** start **
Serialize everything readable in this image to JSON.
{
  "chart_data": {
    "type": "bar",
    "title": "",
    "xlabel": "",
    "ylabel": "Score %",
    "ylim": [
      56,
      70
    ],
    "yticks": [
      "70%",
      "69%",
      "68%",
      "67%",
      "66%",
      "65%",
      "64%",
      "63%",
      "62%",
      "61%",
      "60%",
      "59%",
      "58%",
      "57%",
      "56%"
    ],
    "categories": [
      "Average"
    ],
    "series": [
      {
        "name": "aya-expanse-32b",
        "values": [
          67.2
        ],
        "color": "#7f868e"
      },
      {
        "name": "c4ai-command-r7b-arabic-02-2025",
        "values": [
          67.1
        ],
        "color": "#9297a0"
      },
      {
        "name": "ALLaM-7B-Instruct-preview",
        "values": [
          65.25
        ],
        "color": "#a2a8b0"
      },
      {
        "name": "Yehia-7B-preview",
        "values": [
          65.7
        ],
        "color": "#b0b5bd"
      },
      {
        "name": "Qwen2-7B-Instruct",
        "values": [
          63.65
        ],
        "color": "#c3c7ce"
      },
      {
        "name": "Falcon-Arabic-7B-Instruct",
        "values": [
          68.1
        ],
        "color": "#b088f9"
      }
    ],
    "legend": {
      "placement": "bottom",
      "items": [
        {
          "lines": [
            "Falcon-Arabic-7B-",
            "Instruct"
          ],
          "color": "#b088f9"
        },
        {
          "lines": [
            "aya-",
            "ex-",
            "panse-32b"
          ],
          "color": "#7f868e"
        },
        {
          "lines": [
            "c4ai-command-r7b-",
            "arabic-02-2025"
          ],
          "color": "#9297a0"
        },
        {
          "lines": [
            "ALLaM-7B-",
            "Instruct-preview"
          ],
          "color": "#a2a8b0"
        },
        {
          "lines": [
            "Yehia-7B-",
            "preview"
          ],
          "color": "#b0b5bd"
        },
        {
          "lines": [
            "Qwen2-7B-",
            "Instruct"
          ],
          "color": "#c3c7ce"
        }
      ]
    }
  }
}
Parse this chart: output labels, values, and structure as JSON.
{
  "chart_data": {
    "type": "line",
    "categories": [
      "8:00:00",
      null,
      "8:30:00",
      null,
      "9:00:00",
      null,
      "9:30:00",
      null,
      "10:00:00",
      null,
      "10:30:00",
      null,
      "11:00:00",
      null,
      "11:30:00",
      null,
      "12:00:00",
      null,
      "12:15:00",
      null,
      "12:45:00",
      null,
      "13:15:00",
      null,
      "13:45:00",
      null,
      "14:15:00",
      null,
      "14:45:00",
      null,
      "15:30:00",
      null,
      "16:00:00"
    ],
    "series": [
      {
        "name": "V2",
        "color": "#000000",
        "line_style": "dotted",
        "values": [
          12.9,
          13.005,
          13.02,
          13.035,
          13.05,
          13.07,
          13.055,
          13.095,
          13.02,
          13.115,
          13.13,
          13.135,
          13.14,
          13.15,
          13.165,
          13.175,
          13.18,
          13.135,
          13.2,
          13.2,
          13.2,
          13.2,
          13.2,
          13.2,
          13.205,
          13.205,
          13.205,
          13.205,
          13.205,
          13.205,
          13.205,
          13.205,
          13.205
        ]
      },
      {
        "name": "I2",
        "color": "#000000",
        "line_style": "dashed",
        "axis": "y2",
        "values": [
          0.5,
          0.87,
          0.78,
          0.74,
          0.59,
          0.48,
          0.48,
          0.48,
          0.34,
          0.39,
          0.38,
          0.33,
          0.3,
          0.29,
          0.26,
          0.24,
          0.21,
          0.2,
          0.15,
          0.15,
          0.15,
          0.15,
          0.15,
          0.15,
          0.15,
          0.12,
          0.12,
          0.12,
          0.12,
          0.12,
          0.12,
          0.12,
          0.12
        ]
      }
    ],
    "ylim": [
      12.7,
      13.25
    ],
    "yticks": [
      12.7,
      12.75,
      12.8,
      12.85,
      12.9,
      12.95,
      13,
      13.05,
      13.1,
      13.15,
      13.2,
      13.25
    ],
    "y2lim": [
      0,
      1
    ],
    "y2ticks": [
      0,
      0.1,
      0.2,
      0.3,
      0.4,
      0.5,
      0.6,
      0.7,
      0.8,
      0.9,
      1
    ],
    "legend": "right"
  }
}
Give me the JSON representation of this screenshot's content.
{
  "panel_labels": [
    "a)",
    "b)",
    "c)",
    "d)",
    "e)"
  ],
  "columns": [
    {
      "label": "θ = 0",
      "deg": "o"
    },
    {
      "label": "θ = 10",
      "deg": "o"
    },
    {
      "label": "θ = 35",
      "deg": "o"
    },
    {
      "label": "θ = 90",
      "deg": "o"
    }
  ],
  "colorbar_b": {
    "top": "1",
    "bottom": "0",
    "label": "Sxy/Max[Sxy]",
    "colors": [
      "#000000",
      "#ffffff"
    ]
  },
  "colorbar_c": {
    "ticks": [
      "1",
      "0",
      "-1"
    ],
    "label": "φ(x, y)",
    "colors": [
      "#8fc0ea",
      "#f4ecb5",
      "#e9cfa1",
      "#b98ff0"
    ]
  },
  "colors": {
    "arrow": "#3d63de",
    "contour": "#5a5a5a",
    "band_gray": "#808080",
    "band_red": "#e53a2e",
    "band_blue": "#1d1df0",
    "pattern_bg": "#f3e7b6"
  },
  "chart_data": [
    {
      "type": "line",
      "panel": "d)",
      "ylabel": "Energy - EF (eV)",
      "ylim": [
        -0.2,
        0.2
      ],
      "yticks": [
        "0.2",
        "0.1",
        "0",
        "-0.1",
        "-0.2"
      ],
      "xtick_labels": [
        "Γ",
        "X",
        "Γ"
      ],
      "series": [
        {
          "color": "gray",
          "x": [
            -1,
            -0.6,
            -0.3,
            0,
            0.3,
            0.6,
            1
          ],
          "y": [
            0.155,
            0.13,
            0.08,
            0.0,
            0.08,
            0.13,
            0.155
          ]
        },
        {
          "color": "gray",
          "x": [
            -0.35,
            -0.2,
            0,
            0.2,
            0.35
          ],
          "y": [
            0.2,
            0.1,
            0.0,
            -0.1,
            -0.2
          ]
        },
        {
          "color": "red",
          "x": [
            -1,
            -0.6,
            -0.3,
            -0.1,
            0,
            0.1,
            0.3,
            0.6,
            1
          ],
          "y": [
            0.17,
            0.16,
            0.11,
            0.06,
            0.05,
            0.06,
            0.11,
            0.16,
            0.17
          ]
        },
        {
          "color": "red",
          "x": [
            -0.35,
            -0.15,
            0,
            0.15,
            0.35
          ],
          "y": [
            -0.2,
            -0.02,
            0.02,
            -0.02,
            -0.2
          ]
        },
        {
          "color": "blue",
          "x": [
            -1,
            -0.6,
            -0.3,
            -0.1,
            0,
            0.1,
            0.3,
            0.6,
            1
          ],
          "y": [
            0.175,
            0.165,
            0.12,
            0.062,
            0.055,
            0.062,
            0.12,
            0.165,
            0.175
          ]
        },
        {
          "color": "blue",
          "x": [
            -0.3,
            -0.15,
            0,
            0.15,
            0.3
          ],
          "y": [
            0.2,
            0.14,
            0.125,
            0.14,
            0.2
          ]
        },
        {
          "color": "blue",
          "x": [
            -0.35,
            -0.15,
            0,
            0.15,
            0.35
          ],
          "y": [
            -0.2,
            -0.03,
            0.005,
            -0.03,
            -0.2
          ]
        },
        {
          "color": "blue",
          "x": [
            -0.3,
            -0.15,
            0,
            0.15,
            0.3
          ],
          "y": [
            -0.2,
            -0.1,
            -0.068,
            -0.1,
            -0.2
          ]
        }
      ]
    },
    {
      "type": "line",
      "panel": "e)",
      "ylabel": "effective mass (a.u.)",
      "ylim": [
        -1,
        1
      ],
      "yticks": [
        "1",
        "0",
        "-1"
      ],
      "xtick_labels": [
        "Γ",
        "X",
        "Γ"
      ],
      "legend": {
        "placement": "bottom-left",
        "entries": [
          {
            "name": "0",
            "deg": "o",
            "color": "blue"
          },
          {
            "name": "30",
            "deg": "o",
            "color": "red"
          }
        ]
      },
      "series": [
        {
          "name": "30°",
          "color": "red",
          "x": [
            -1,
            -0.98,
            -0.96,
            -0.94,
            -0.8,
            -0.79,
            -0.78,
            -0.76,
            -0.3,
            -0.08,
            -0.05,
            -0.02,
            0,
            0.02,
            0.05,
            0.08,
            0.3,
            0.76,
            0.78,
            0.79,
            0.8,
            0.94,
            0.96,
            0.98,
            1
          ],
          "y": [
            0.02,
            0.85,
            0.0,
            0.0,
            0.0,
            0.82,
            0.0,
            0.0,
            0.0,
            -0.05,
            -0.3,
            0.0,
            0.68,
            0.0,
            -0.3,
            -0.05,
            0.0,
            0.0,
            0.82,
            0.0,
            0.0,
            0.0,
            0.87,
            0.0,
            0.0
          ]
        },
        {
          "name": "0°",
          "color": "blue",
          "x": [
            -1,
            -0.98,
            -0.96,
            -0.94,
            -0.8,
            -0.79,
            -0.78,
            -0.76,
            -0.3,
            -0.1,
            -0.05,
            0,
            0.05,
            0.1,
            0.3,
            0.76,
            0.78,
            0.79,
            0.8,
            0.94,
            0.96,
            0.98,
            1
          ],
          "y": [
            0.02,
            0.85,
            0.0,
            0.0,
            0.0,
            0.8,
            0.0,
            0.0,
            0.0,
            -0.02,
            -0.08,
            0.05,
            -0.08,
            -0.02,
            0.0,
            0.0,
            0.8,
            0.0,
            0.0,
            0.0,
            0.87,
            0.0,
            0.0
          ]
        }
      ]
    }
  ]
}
** end **
* **Aim**: Gather from the records above every line containing the string "command".

* **Result of the exercise**:
        "name": "c4ai-command-r7b-arabic-02-2025",
            "c4ai-command-r7b-",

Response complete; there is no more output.